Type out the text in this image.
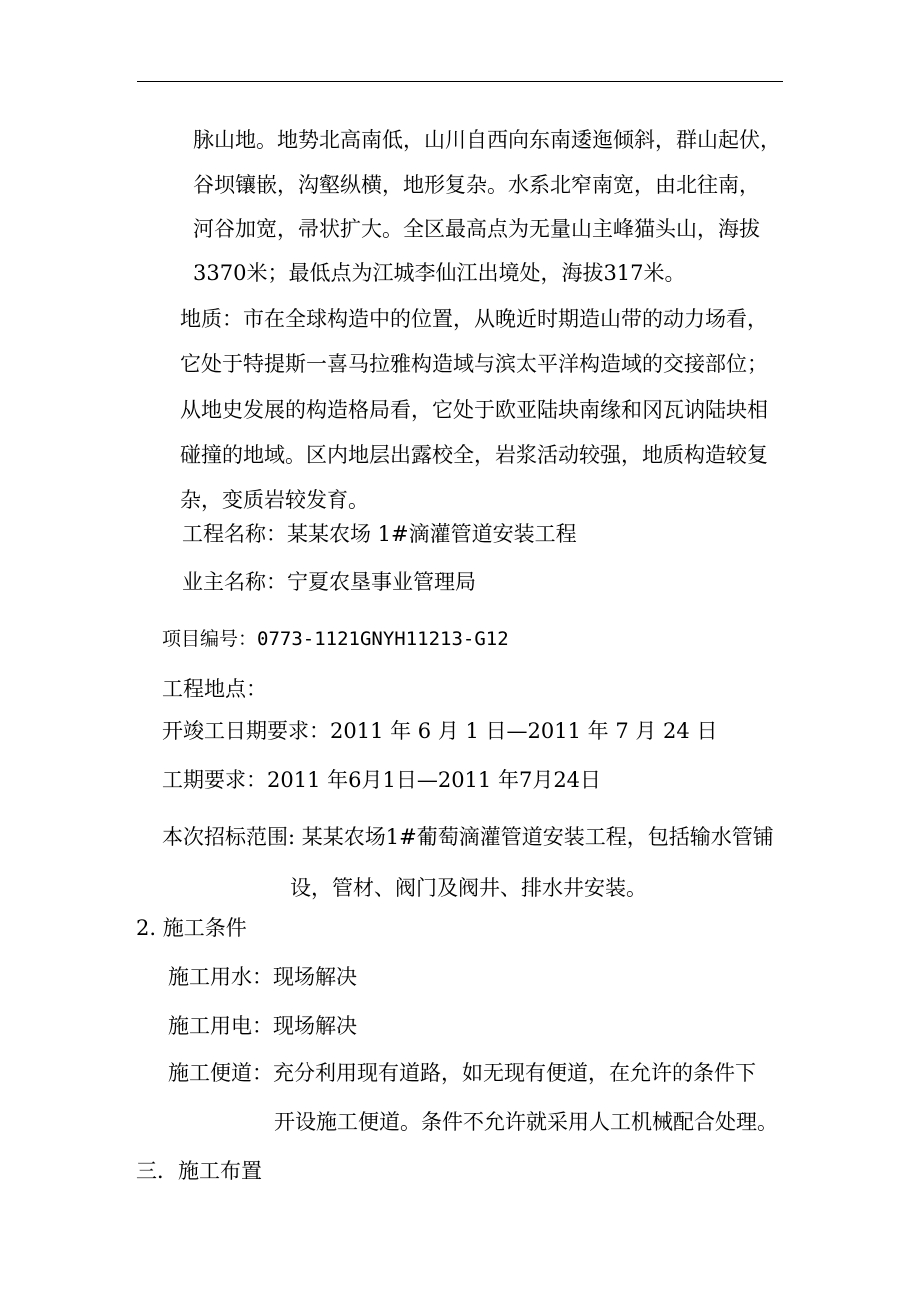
脉山地。地势北高南低，山川自西向东南逶迤倾斜，群山起伏，
谷坝镶嵌，沟壑纵横，地形复杂。水系北窄南宽，由北往南，
河谷加宽，帚状扩大。全区最高点为无量山主峰猫头山，海拔
3370米；最低点为江城李仙江出境处，海拔317米。
地质：市在全球构造中的位置，从晚近时期造山带的动力场看，
它处于特提斯一喜马拉雅构造域与滨太平洋构造域的交接部位；
从地史发展的构造格局看，它处于欧亚陆块南缘和冈瓦讷陆块相
碰撞的地域。区内地层出露校全，岩浆活动较强，地质构造较复
杂，变质岩较发育。
工程名称：某某农场 1#滴灌管道安装工程
业主名称：宁夏农垦事业管理局
项目编号：0773-1121GNYH11213-G12
工程地点：
开竣工日期要求：2011 年 6 月 1 日—2011 年 7 月 24 日
工期要求：2011 年6月1日—2011 年7月24日
本次招标范围: 某某农场1#葡萄滴灌管道安装工程，包括输水管铺
设，管材、阀门及阀井、排水井安装。
2. 施工条件
施工用水：现场解决
施工用电：现场解决
施工便道：充分利用现有道路，如无现有便道，在允许的条件下
开设施工便道。条件不允许就采用人工机械配合处理。
三．施工布置
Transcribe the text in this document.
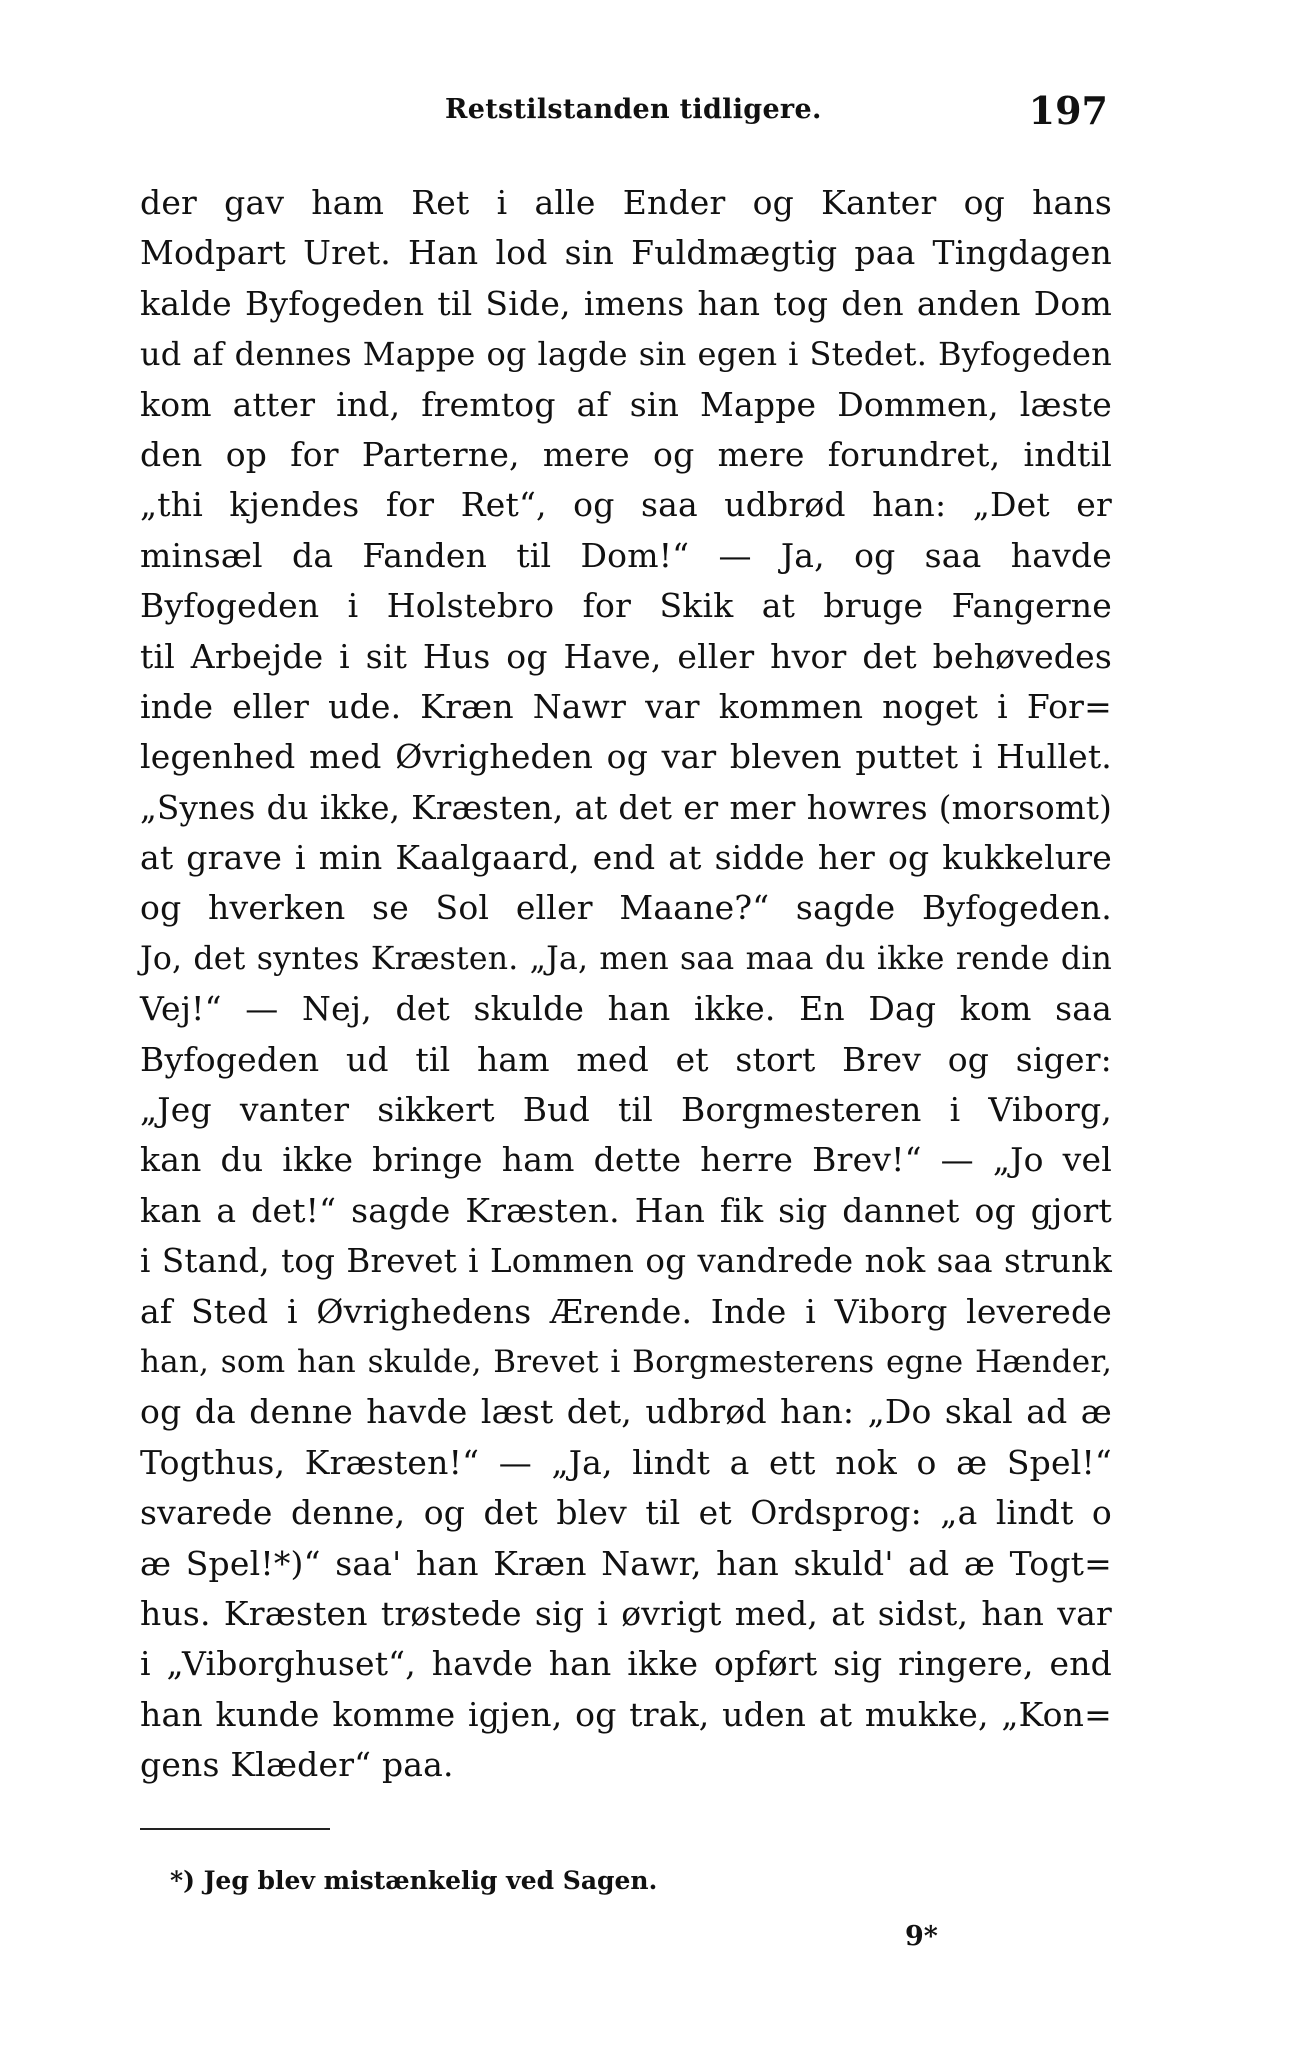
Retstilstanden tidligere.	197
der gav ham Ret i alle Ender og Kanter og hans
Modpart Uret. Han lod sin Fuldmægtig paa Tingdagen
kalde Byfogeden til Side, imens han tog den anden Dom
ud af dennes Mappe og lagde sin egen i Stedet. Byfogeden
kom atter ind, fremtog af sin Mappe Dommen, læste
den op for Parterne, mere og mere forundret, indtil
„thi kjendes for Ret“, og saa udbrød han: „Det er
minsæl da Fanden til Dom!“ — Ja, og saa havde
Byfogeden i Holstebro for Skik at bruge Fangerne
til Arbejde i sit Hus og Have, eller hvor det behøvedes
inde eller ude. Kræn Nawr var kommen noget i For=
legenhed med Øvrigheden og var bleven puttet i Hullet.
„Synes du ikke, Kræsten, at det er mer howres (morsomt)
at grave i min Kaalgaard, end at sidde her og kukkelure
og hverken se Sol eller Maane?“ sagde Byfogeden.
Jo, det syntes Kræsten. „Ja, men saa maa du ikke rende din
Vej!“ — Nej, det skulde han ikke. En Dag kom saa
Byfogeden ud til ham med et stort Brev og siger:
„Jeg vanter sikkert Bud til Borgmesteren i Viborg,
kan du ikke bringe ham dette herre Brev!“ — „Jo vel
kan a det!“ sagde Kræsten. Han fik sig dannet og gjort
i Stand, tog Brevet i Lommen og vandrede nok saa strunk
af Sted i Øvrighedens Ærende. Inde i Viborg leverede
han, som han skulde, Brevet i Borgmesterens egne Hænder,
og da denne havde læst det, udbrød han: „Do skal ad æ
Togthus, Kræsten!“ — „Ja, lindt a ett nok o æ Spel!“
svarede denne, og det blev til et Ordsprog: „a lindt o
æ Spel!*)“ saa' han Kræn Nawr, han skuld' ad æ Togt=
hus. Kræsten trøstede sig i øvrigt med, at sidst, han var
i „Viborghuset“, havde han ikke opført sig ringere, end
han kunde komme igjen, og trak, uden at mukke, „Kon=
gens Klæder“ paa.
*) Jeg blev mistænkelig ved Sagen.
9*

* STATED PROBLEM:
Could you repeat all of the material exactly? Pictures should not be copied.

* TASK OUTPUT:
Type out the text in this image.
脉山地。地势北高南低，山川自西向东南逶迤倾斜，群山起伏，
谷坝镶嵌，沟壑纵横，地形复杂。水系北窄南宽，由北往南，
河谷加宽，帚状扩大。全区最高点为无量山主峰猫头山，海拔
3370米；最低点为江城李仙江出境处，海拔317米。
地质：市在全球构造中的位置，从晚近时期造山带的动力场看，
它处于特提斯一喜马拉雅构造域与滨太平洋构造域的交接部位；
从地史发展的构造格局看，它处于欧亚陆块南缘和冈瓦讷陆块相
碰撞的地域。区内地层出露校全，岩浆活动较强，地质构造较复
杂，变质岩较发育。
工程名称：某某农场 1#滴灌管道安装工程
业主名称：宁夏农垦事业管理局
项目编号：0773-1121GNYH11213-G12
工程地点：
开竣工日期要求：2011 年 6 月 1 日—2011 年 7 月 24 日
工期要求：2011 年6月1日—2011 年7月24日
本次招标范围: 某某农场1#葡萄滴灌管道安装工程，包括输水管铺
设，管材、阀门及阀井、排水井安装。
2. 施工条件
施工用水：现场解决
施工用电：现场解决
施工便道：充分利用现有道路，如无现有便道，在允许的条件下
开设施工便道。条件不允许就采用人工机械配合处理。
三．施工布置
Transcribe the text in this document.
Retstilstanden tidligere.	197
der gav ham Ret i alle Ender og Kanter og hans
Modpart Uret. Han lod sin Fuldmægtig paa Tingdagen
kalde Byfogeden til Side, imens han tog den anden Dom
ud af dennes Mappe og lagde sin egen i Stedet. Byfogeden
kom atter ind, fremtog af sin Mappe Dommen, læste
den op for Parterne, mere og mere forundret, indtil
„thi kjendes for Ret“, og saa udbrød han: „Det er
minsæl da Fanden til Dom!“ — Ja, og saa havde
Byfogeden i Holstebro for Skik at bruge Fangerne
til Arbejde i sit Hus og Have, eller hvor det behøvedes
inde eller ude. Kræn Nawr var kommen noget i For=
legenhed med Øvrigheden og var bleven puttet i Hullet.
„Synes du ikke, Kræsten, at det er mer howres (morsomt)
at grave i min Kaalgaard, end at sidde her og kukkelure
og hverken se Sol eller Maane?“ sagde Byfogeden.
Jo, det syntes Kræsten. „Ja, men saa maa du ikke rende din
Vej!“ — Nej, det skulde han ikke. En Dag kom saa
Byfogeden ud til ham med et stort Brev og siger:
„Jeg vanter sikkert Bud til Borgmesteren i Viborg,
kan du ikke bringe ham dette herre Brev!“ — „Jo vel
kan a det!“ sagde Kræsten. Han fik sig dannet og gjort
i Stand, tog Brevet i Lommen og vandrede nok saa strunk
af Sted i Øvrighedens Ærende. Inde i Viborg leverede
han, som han skulde, Brevet i Borgmesterens egne Hænder,
og da denne havde læst det, udbrød han: „Do skal ad æ
Togthus, Kræsten!“ — „Ja, lindt a ett nok o æ Spel!“
svarede denne, og det blev til et Ordsprog: „a lindt o
æ Spel!*)“ saa' han Kræn Nawr, han skuld' ad æ Togt=
hus. Kræsten trøstede sig i øvrigt med, at sidst, han var
i „Viborghuset“, havde han ikke opført sig ringere, end
han kunde komme igjen, og trak, uden at mukke, „Kon=
gens Klæder“ paa.
*) Jeg blev mistænkelig ved Sagen.
9*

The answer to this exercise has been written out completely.